::: Data in this exercise :::

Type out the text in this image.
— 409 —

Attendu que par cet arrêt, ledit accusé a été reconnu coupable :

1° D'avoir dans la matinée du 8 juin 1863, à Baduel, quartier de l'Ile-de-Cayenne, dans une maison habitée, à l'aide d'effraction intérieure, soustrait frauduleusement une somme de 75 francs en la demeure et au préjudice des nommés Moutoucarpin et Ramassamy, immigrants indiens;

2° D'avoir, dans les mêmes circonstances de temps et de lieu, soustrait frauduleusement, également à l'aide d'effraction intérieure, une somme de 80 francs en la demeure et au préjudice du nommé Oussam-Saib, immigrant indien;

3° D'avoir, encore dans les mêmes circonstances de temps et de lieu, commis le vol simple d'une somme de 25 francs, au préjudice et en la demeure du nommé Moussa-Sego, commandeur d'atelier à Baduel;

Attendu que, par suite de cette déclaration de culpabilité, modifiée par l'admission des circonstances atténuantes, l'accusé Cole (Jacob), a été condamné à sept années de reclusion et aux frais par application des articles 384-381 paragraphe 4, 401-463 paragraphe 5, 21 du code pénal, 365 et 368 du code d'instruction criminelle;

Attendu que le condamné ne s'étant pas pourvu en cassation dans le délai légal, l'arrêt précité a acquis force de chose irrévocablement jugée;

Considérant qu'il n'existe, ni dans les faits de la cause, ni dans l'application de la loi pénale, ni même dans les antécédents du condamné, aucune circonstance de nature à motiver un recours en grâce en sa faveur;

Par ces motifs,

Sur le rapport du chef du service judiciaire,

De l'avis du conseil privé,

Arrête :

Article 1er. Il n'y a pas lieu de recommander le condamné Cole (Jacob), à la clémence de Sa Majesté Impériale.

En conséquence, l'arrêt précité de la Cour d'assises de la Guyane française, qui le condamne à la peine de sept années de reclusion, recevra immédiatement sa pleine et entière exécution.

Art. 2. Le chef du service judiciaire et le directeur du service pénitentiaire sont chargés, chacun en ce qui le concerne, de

:::

* Requirements:
Out of the material above, gather each line where "Cole" appears.

* Complete output:
Attendu que, par suite de cette déclaration de culpabilité, modifiée par l'admission des circonstances atténuantes, l'accusé Cole (Jacob), a été condamné à sept années de reclusion et aux frais par application des articles 384-381 paragraphe 4, 401-463 paragraphe 5, 21 du code pénal, 365 et 368 du code d'instruction criminelle;
Article 1er. Il n'y a pas lieu de recommander le condamné Cole (Jacob), à la clémence de Sa Majesté Impériale.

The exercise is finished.